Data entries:
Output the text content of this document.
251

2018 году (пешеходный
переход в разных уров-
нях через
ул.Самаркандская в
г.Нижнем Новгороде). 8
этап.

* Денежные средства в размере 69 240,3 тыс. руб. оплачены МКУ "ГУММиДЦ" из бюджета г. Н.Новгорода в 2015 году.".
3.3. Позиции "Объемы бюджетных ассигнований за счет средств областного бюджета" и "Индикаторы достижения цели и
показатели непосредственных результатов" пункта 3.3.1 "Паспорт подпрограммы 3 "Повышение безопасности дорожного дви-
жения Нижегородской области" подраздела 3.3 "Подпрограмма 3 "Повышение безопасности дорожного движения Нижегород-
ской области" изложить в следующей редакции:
* * *
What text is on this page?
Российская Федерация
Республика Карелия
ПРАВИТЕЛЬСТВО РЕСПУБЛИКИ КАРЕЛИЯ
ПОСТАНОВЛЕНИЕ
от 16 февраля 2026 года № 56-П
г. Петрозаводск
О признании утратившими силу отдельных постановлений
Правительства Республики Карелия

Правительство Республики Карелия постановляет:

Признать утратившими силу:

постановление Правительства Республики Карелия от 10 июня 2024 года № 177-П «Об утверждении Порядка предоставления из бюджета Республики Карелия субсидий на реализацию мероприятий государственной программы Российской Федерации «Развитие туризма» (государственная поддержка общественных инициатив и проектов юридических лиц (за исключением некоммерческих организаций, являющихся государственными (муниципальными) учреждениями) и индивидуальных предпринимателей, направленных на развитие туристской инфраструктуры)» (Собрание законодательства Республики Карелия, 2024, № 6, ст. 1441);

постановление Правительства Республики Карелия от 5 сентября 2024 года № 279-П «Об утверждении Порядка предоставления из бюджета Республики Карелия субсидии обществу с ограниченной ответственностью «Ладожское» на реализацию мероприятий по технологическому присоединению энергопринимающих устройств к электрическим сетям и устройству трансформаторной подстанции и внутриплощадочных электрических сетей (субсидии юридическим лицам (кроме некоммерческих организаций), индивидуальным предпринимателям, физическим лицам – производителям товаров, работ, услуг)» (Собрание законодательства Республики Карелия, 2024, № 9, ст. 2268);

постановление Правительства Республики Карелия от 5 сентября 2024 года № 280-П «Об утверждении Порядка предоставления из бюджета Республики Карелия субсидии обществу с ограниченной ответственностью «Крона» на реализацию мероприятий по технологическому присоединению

#### Goal:
State how many lines of the data include the word "силу", with nothing else.

#### Full response:
2